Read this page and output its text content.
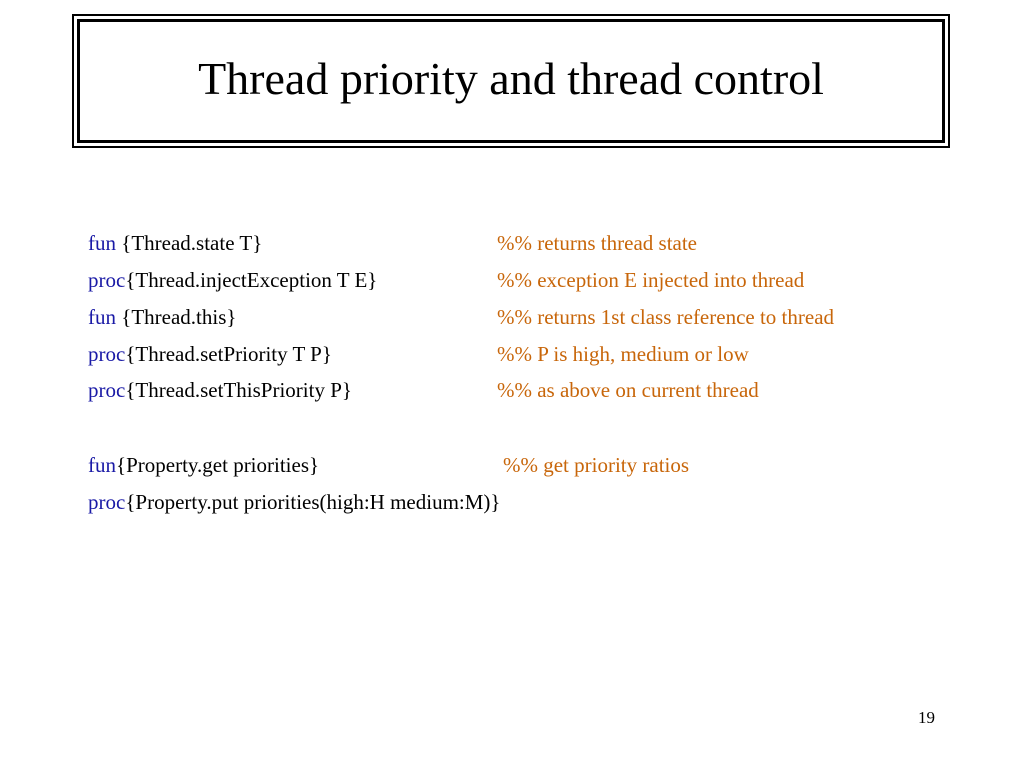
Thread priority and thread control
fun {Thread.state T}	%% returns thread state
proc{Thread.injectException T E}	%% exception E injected into thread
fun {Thread.this}	%% returns 1st class reference to thread
proc{Thread.setPriority T P}	%% P is high, medium or low
proc{Thread.setThisPriority P}	%% as above on current thread
fun{Property.get priorities}	%% get priority ratios
proc{Property.put priorities(high:H medium:M)}
19
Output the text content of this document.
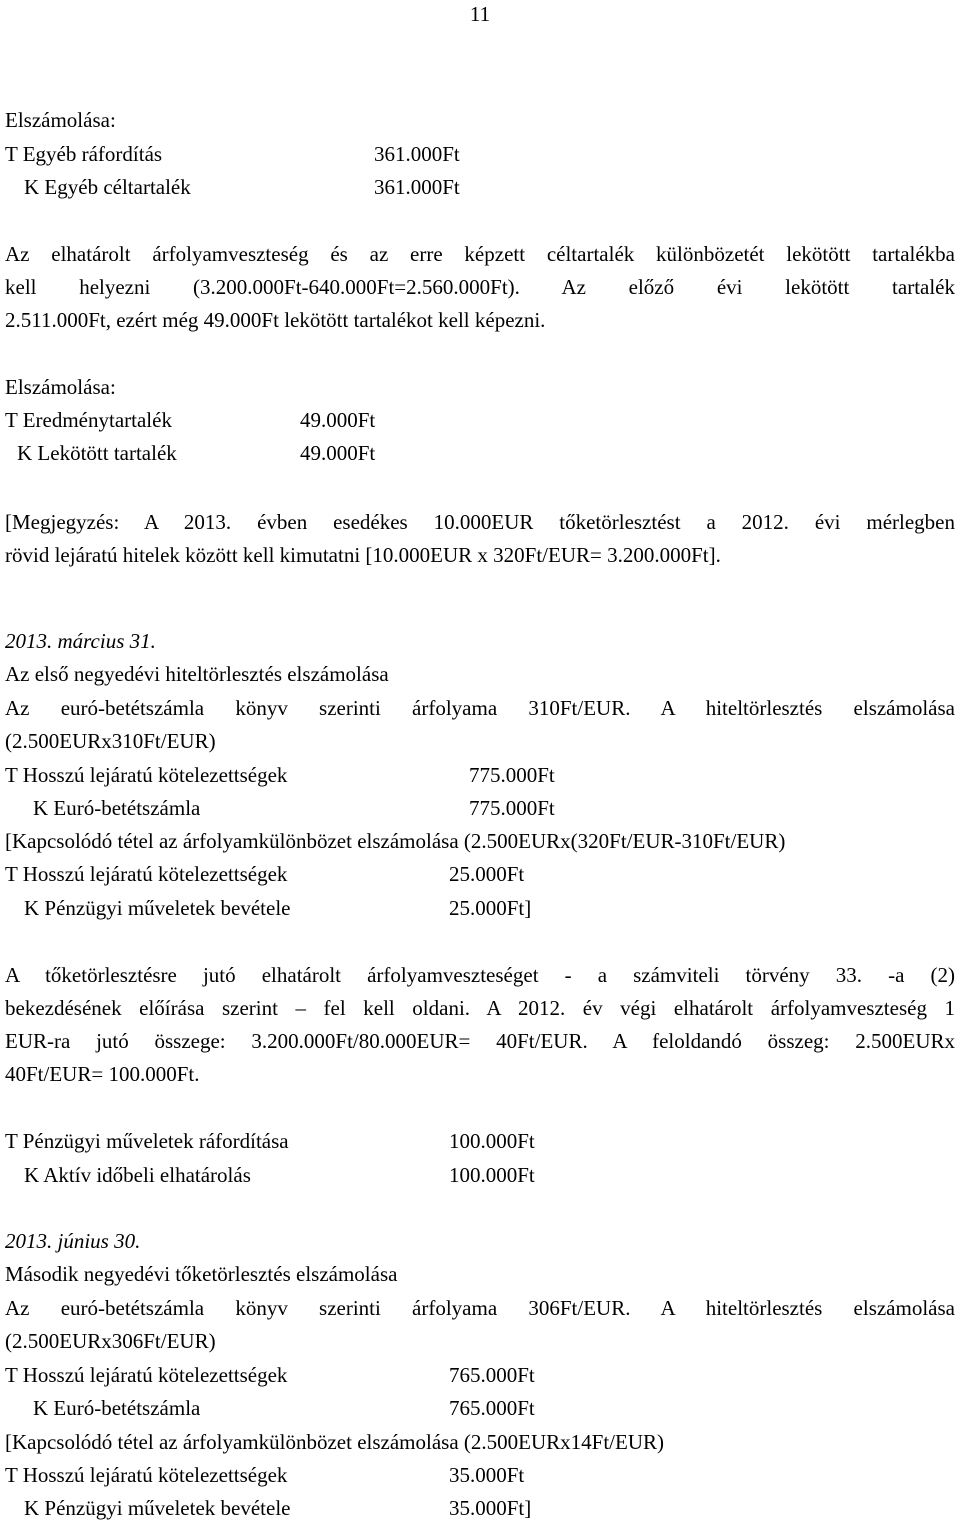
11
Elszámolása:
T Egyéb ráfordítás	361.000Ft
K Egyéb céltartalék	361.000Ft
Az elhatárolt árfolyamveszteség és az erre képzett céltartalék különbözetét lekötött tartalékba
kell helyezni (3.200.000Ft-640.000Ft=2.560.000Ft). Az előző évi lekötött tartalék
2.511.000Ft, ezért még 49.000Ft lekötött tartalékot kell képezni.
Elszámolása:
T Eredménytartalék	49.000Ft
K Lekötött tartalék	49.000Ft
[Megjegyzés: A 2013. évben esedékes 10.000EUR tőketörlesztést a 2012. évi mérlegben
rövid lejáratú hitelek között kell kimutatni [10.000EUR x 320Ft/EUR= 3.200.000Ft].
2013. március 31.
Az első negyedévi hiteltörlesztés elszámolása
Az euró-betétszámla könyv szerinti árfolyama 310Ft/EUR. A hiteltörlesztés elszámolása
(2.500EURx310Ft/EUR)
T Hosszú lejáratú kötelezettségek	775.000Ft
K Euró-betétszámla	775.000Ft
[Kapcsolódó tétel az árfolyamkülönbözet elszámolása (2.500EURx(320Ft/EUR-310Ft/EUR)
T Hosszú lejáratú kötelezettségek	25.000Ft
K Pénzügyi műveletek bevétele	25.000Ft]
A tőketörlesztésre jutó elhatárolt árfolyamveszteséget - a számviteli törvény 33. -a (2)
bekezdésének előírása szerint – fel kell oldani. A 2012. év végi elhatárolt árfolyamveszteség 1
EUR-ra jutó összege: 3.200.000Ft/80.000EUR= 40Ft/EUR. A feloldandó összeg: 2.500EURx
40Ft/EUR= 100.000Ft.
T Pénzügyi műveletek ráfordítása	100.000Ft
K Aktív időbeli elhatárolás	100.000Ft
2013. június 30.
Második negyedévi tőketörlesztés elszámolása
Az euró-betétszámla könyv szerinti árfolyama 306Ft/EUR. A hiteltörlesztés elszámolása
(2.500EURx306Ft/EUR)
T Hosszú lejáratú kötelezettségek	765.000Ft
K Euró-betétszámla	765.000Ft
[Kapcsolódó tétel az árfolyamkülönbözet elszámolása (2.500EURx14Ft/EUR)
T Hosszú lejáratú kötelezettségek	35.000Ft
K Pénzügyi műveletek bevétele	35.000Ft]
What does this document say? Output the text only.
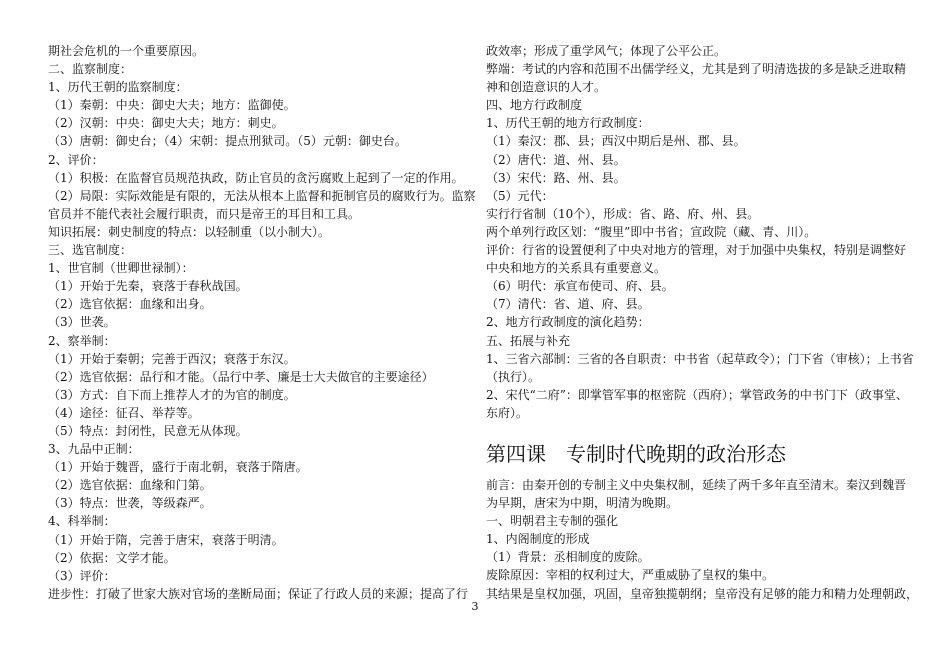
期社会危机的一个重要原因。
二、监察制度：
1、历代王朝的监察制度：
（1）秦朝：中央：御史大夫；地方：监御使。
（2）汉朝：中央：御史大夫；地方：刺史。
（3）唐朝：御史台；（4）宋朝：提点刑狱司。（5）元朝：御史台。
2、评价：
（1）积极：在监督官员规范执政，防止官员的贪污腐败上起到了一定的作用。
（2）局限：实际效能是有限的，无法从根本上监督和扼制官员的腐败行为。监察
官员并不能代表社会履行职责，而只是帝王的耳目和工具。
知识拓展：刺史制度的特点：以轻制重（以小制大）。
三、选官制度：
1、世官制（世卿世禄制）：
（1）开始于先秦，衰落于春秋战国。
（2）选官依据：血缘和出身。
（3）世袭。
2、察举制：
（1）开始于秦朝；完善于西汉；衰落于东汉。
（2）选官依据：品行和才能。（品行中孝、廉是士大夫做官的主要途径）
（3）方式：自下而上推荐人才的为官的制度。
（4）途径：征召、举荐等。
（5）特点：封闭性，民意无从体现。
3、九品中正制：
（1）开始于魏晋，盛行于南北朝，衰落于隋唐。
（2）选官依据：血缘和门第。
（3）特点：世袭，等级森严。
4、科举制：
（1）开始于隋，完善于唐宋，衰落于明清。
（2）依据：文学才能。
（3）评价：
进步性：打破了世家大族对官场的垄断局面；保证了行政人员的来源；提高了行
政效率；形成了重学风气；体现了公平公正。
弊端：考试的内容和范围不出儒学经义，尤其是到了明清选拔的多是缺乏进取精
神和创造意识的人才。
四、地方行政制度
1、历代王朝的地方行政制度：
（1）秦汉：郡、县；西汉中期后是州、郡、县。
（2）唐代：道、州、县。
（3）宋代：路、州、县。
（5）元代：
实行行省制（10个），形成：省、路、府、州、县。
两个单列行政区划：“腹里”即中书省；宣政院（藏、青、川）。
评价：行省的设置便利了中央对地方的管理，对于加强中央集权，特别是调整好
中央和地方的关系具有重要意义。
（6）明代：承宣布使司、府、县。
（7）清代：省、道、府、县。
2、地方行政制度的演化趋势：
五、拓展与补充
1、三省六部制：三省的各自职责：中书省（起草政令）；门下省（审核）；上书省
（执行）。
2、宋代“二府”：即掌管军事的枢密院（西府）；掌管政务的中书门下（政事堂、
东府）。
第四课　专制时代晚期的政治形态
前言：由秦开创的专制主义中央集权制，延续了两千多年直至清末。秦汉到魏晋
为早期，唐宋为中期，明清为晚期。
一、明朝君主专制的强化
1、内阁制度的形成
（1）背景：丞相制度的废除。
废除原因：宰相的权利过大，严重威胁了皇权的集中。
其结果是皇权加强，巩固，皇帝独揽朝纲；皇帝没有足够的能力和精力处理朝政，
3
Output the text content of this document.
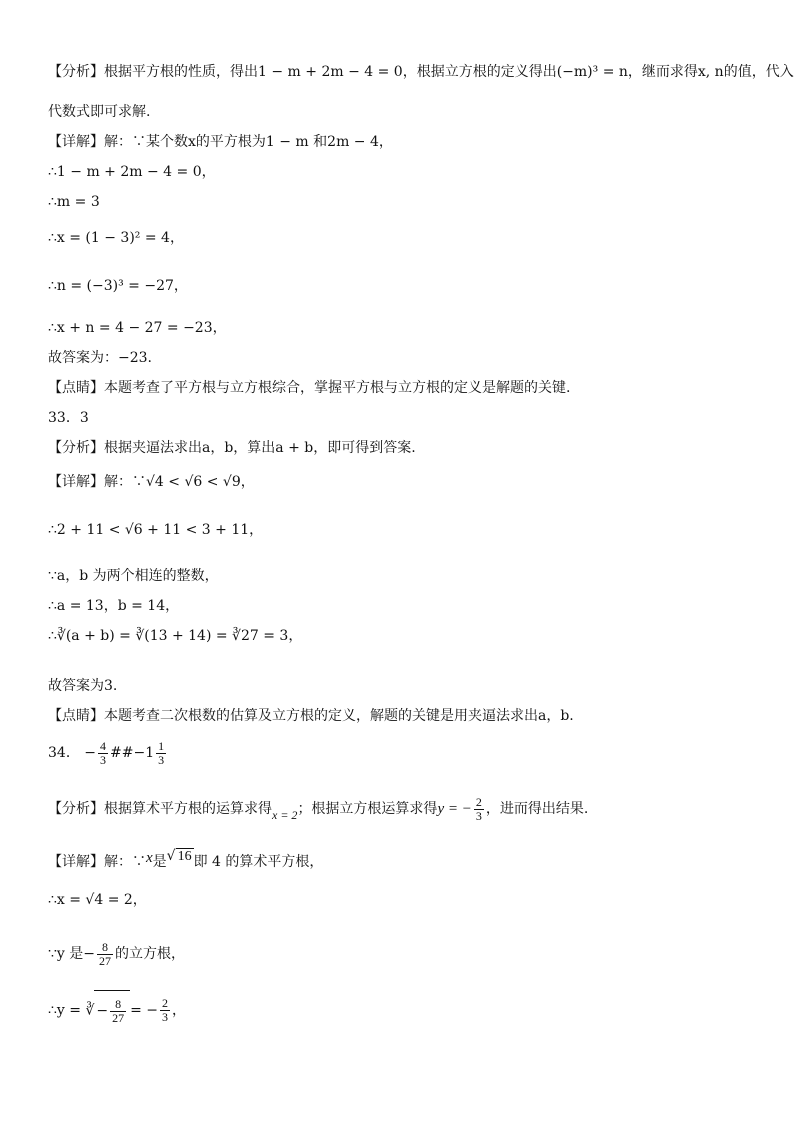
【分析】根据平方根的性质，得出1 − m + 2m − 4 = 0，根据立方根的定义得出(−m)³ = n，继而求得x, n的值，代入
代数式即可求解.
【详解】解：∵某个数x的平方根为1 − m 和2m − 4，
∴1 − m + 2m − 4 = 0，
∴m = 3
∴x = (1 − 3)² = 4，
∴n = (−3)³ = −27，
∴x + n = 4 − 27 = −23，
故答案为：−23.
【点睛】本题考查了平方根与立方根综合，掌握平方根与立方根的定义是解题的关键.
33．3
【分析】根据夹逼法求出a，b，算出a + b，即可得到答案.
【详解】解：∵√4 < √6 < √9，
∴2 + 11 < √6 + 11 < 3 + 11，
∵a，b 为两个相连的整数，
∴a = 13，b = 14，
∴∛(a + b) = ∛(13 + 14) = ∛27 = 3，
故答案为3.
【点睛】本题考查二次根数的估算及立方根的定义，解题的关键是用夹逼法求出a，b.
34． − $\frac{4}{3}$ ##−1 $\frac{1}{3}$
【分析】根据算术平方根的运算求得x = 2；根据立方根运算求得y = − $\frac{2}{3}$ ，进而得出结果.
【详解】解：∵x是√ 16 即 4 的算术平方根，
∴x = √4 = 2，
∵y 是− $\frac{8}{27}$ 的立方根，
∴y = ∛ − $\frac{8}{27}$ = − $\frac{2}{3}$ ，
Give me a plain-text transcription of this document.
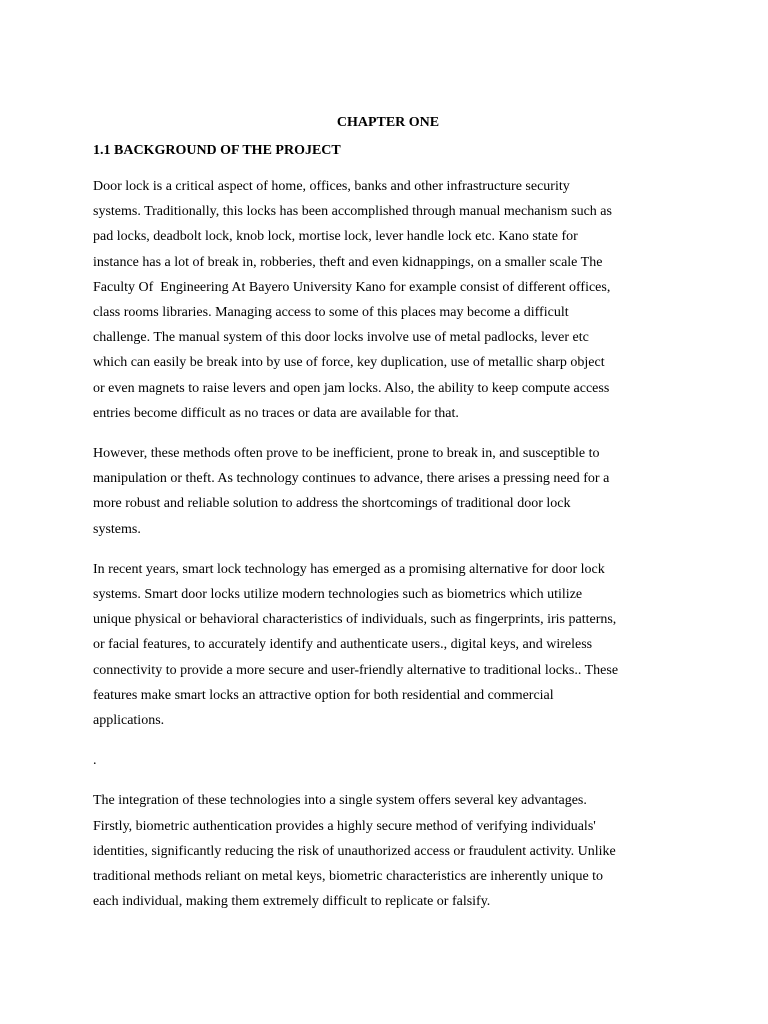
CHAPTER ONE
1.1 BACKGROUND OF THE PROJECT
Door lock is a critical aspect of home, offices, banks and other infrastructure security
systems. Traditionally, this locks has been accomplished through manual mechanism such as
pad locks, deadbolt lock, knob lock, mortise lock, lever handle lock etc. Kano state for
instance has a lot of break in, robberies, theft and even kidnappings, on a smaller scale The
Faculty Of  Engineering At Bayero University Kano for example consist of different offices,
class rooms libraries. Managing access to some of this places may become a difficult
challenge. The manual system of this door locks involve use of metal padlocks, lever etc
which can easily be break into by use of force, key duplication, use of metallic sharp object
or even magnets to raise levers and open jam locks. Also, the ability to keep compute access
entries become difficult as no traces or data are available for that.
However, these methods often prove to be inefficient, prone to break in, and susceptible to
manipulation or theft. As technology continues to advance, there arises a pressing need for a
more robust and reliable solution to address the shortcomings of traditional door lock
systems.
In recent years, smart lock technology has emerged as a promising alternative for door lock
systems. Smart door locks utilize modern technologies such as biometrics which utilize
unique physical or behavioral characteristics of individuals, such as fingerprints, iris patterns,
or facial features, to accurately identify and authenticate users., digital keys, and wireless
connectivity to provide a more secure and user-friendly alternative to traditional locks.. These
features make smart locks an attractive option for both residential and commercial
applications.
.
The integration of these technologies into a single system offers several key advantages.
Firstly, biometric authentication provides a highly secure method of verifying individuals'
identities, significantly reducing the risk of unauthorized access or fraudulent activity. Unlike
traditional methods reliant on metal keys, biometric characteristics are inherently unique to
each individual, making them extremely difficult to replicate or falsify.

::::::

Lines from the records above that hold "proc" are the ones to list.

* Exercise answer:
proc{Thread.injectException T E}	%% exception E injected into thread
proc{Thread.setPriority T P}	%% P is high, medium or low
proc{Thread.setThisPriority P}	%% as above on current thread
proc{Property.put priorities(high:H medium:M)}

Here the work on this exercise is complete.